▸ **What you should do**
Copy all the material below, exactly as it stands.
◇ ◇ ◇ ◇
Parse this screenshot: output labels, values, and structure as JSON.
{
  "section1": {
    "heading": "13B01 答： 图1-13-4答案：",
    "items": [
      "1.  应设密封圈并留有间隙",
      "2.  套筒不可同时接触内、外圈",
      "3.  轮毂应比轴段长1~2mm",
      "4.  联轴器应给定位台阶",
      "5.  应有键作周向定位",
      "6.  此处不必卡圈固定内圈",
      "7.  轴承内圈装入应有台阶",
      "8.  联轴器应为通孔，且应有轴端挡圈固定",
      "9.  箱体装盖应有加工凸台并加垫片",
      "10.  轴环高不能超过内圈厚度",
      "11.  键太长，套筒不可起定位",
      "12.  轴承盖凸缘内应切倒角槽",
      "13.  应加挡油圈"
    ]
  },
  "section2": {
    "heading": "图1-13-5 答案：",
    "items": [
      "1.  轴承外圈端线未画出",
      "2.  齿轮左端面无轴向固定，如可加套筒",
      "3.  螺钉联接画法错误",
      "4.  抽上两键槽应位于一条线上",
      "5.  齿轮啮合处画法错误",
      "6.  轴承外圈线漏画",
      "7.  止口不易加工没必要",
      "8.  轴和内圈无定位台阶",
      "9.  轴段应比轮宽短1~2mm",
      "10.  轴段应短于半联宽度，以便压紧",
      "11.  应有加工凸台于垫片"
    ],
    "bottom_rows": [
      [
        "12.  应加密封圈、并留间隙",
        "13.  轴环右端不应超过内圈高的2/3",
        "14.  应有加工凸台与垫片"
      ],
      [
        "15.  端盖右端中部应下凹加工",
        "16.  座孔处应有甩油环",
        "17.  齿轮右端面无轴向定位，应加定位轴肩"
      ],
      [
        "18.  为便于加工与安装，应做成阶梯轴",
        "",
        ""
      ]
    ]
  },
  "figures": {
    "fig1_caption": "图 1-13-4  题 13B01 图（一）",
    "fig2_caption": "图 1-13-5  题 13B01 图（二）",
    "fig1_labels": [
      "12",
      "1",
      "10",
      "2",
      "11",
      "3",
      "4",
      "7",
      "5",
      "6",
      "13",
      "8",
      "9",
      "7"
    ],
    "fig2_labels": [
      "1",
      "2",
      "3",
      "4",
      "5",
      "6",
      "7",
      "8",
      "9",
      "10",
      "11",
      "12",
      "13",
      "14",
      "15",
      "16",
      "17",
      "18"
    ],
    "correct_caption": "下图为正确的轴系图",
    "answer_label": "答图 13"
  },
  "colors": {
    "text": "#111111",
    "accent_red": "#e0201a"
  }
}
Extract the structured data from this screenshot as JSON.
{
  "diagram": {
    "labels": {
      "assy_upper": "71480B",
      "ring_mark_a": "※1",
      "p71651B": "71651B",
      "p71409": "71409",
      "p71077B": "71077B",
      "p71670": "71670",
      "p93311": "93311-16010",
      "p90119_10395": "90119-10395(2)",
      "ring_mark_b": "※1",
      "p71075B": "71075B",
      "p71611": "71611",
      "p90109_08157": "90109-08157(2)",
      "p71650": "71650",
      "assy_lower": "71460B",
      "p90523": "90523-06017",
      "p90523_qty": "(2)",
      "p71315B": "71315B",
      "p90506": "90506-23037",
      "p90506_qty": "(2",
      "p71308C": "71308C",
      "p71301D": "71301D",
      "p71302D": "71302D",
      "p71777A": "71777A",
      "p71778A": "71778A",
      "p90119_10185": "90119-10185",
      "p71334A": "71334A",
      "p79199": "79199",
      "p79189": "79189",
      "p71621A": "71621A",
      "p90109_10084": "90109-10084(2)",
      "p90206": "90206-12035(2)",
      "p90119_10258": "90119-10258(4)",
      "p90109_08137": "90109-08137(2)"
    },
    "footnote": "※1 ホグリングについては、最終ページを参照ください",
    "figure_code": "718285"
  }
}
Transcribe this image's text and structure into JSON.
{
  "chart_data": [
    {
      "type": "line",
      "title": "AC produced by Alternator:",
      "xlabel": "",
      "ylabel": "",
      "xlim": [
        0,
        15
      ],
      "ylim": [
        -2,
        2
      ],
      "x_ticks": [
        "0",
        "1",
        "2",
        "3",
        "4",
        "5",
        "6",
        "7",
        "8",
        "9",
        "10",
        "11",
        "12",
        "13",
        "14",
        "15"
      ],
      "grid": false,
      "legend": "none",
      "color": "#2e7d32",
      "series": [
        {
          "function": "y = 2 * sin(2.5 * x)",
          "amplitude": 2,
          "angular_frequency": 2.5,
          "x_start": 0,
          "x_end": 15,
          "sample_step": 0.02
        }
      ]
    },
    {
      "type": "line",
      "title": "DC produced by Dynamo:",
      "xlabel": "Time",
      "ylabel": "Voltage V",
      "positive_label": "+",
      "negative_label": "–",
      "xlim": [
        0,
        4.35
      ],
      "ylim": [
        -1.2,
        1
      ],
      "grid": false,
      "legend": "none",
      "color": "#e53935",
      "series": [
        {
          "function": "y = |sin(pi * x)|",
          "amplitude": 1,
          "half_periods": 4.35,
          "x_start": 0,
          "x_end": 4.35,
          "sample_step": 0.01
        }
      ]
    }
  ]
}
◇ ◇ ◇ ◇
▸ **Written response**
Parse this screenshot: output labels, values, and structure as JSON.
{
  "section1": {
    "heading": "13B01 答： 图1-13-4答案：",
    "items": [
      "1.  应设密封圈并留有间隙",
      "2.  套筒不可同时接触内、外圈",
      "3.  轮毂应比轴段长1~2mm",
      "4.  联轴器应给定位台阶",
      "5.  应有键作周向定位",
      "6.  此处不必卡圈固定内圈",
      "7.  轴承内圈装入应有台阶",
      "8.  联轴器应为通孔，且应有轴端挡圈固定",
      "9.  箱体装盖应有加工凸台并加垫片",
      "10.  轴环高不能超过内圈厚度",
      "11.  键太长，套筒不可起定位",
      "12.  轴承盖凸缘内应切倒角槽",
      "13.  应加挡油圈"
    ]
  },
  "section2": {
    "heading": "图1-13-5 答案：",
    "items": [
      "1.  轴承外圈端线未画出",
      "2.  齿轮左端面无轴向固定，如可加套筒",
      "3.  螺钉联接画法错误",
      "4.  抽上两键槽应位于一条线上",
      "5.  齿轮啮合处画法错误",
      "6.  轴承外圈线漏画",
      "7.  止口不易加工没必要",
      "8.  轴和内圈无定位台阶",
      "9.  轴段应比轮宽短1~2mm",
      "10.  轴段应短于半联宽度，以便压紧",
      "11.  应有加工凸台于垫片"
    ],
    "bottom_rows": [
      [
        "12.  应加密封圈、并留间隙",
        "13.  轴环右端不应超过内圈高的2/3",
        "14.  应有加工凸台与垫片"
      ],
      [
        "15.  端盖右端中部应下凹加工",
        "16.  座孔处应有甩油环",
        "17.  齿轮右端面无轴向定位，应加定位轴肩"
      ],
      [
        "18.  为便于加工与安装，应做成阶梯轴",
        "",
        ""
      ]
    ]
  },
  "figures": {
    "fig1_caption": "图 1-13-4  题 13B01 图（一）",
    "fig2_caption": "图 1-13-5  题 13B01 图（二）",
    "fig1_labels": [
      "12",
      "1",
      "10",
      "2",
      "11",
      "3",
      "4",
      "7",
      "5",
      "6",
      "13",
      "8",
      "9",
      "7"
    ],
    "fig2_labels": [
      "1",
      "2",
      "3",
      "4",
      "5",
      "6",
      "7",
      "8",
      "9",
      "10",
      "11",
      "12",
      "13",
      "14",
      "15",
      "16",
      "17",
      "18"
    ],
    "correct_caption": "下图为正确的轴系图",
    "answer_label": "答图 13"
  },
  "colors": {
    "text": "#111111",
    "accent_red": "#e0201a"
  }
}
Extract the structured data from this screenshot as JSON.
{
  "diagram": {
    "labels": {
      "assy_upper": "71480B",
      "ring_mark_a": "※1",
      "p71651B": "71651B",
      "p71409": "71409",
      "p71077B": "71077B",
      "p71670": "71670",
      "p93311": "93311-16010",
      "p90119_10395": "90119-10395(2)",
      "ring_mark_b": "※1",
      "p71075B": "71075B",
      "p71611": "71611",
      "p90109_08157": "90109-08157(2)",
      "p71650": "71650",
      "assy_lower": "71460B",
      "p90523": "90523-06017",
      "p90523_qty": "(2)",
      "p71315B": "71315B",
      "p90506": "90506-23037",
      "p90506_qty": "(2",
      "p71308C": "71308C",
      "p71301D": "71301D",
      "p71302D": "71302D",
      "p71777A": "71777A",
      "p71778A": "71778A",
      "p90119_10185": "90119-10185",
      "p71334A": "71334A",
      "p79199": "79199",
      "p79189": "79189",
      "p71621A": "71621A",
      "p90109_10084": "90109-10084(2)",
      "p90206": "90206-12035(2)",
      "p90119_10258": "90119-10258(4)",
      "p90109_08137": "90109-08137(2)"
    },
    "footnote": "※1 ホグリングについては、最終ページを参照ください",
    "figure_code": "718285"
  }
}
Transcribe this image's text and structure into JSON.
{
  "chart_data": [
    {
      "type": "line",
      "title": "AC produced by Alternator:",
      "xlabel": "",
      "ylabel": "",
      "xlim": [
        0,
        15
      ],
      "ylim": [
        -2,
        2
      ],
      "x_ticks": [
        "0",
        "1",
        "2",
        "3",
        "4",
        "5",
        "6",
        "7",
        "8",
        "9",
        "10",
        "11",
        "12",
        "13",
        "14",
        "15"
      ],
      "grid": false,
      "legend": "none",
      "color": "#2e7d32",
      "series": [
        {
          "function": "y = 2 * sin(2.5 * x)",
          "amplitude": 2,
          "angular_frequency": 2.5,
          "x_start": 0,
          "x_end": 15,
          "sample_step": 0.02
        }
      ]
    },
    {
      "type": "line",
      "title": "DC produced by Dynamo:",
      "xlabel": "Time",
      "ylabel": "Voltage V",
      "positive_label": "+",
      "negative_label": "–",
      "xlim": [
        0,
        4.35
      ],
      "ylim": [
        -1.2,
        1
      ],
      "grid": false,
      "legend": "none",
      "color": "#e53935",
      "series": [
        {
          "function": "y = |sin(pi * x)|",
          "amplitude": 1,
          "half_periods": 4.35,
          "x_start": 0,
          "x_end": 4.35,
          "sample_step": 0.01
        }
      ]
    }
  ]
}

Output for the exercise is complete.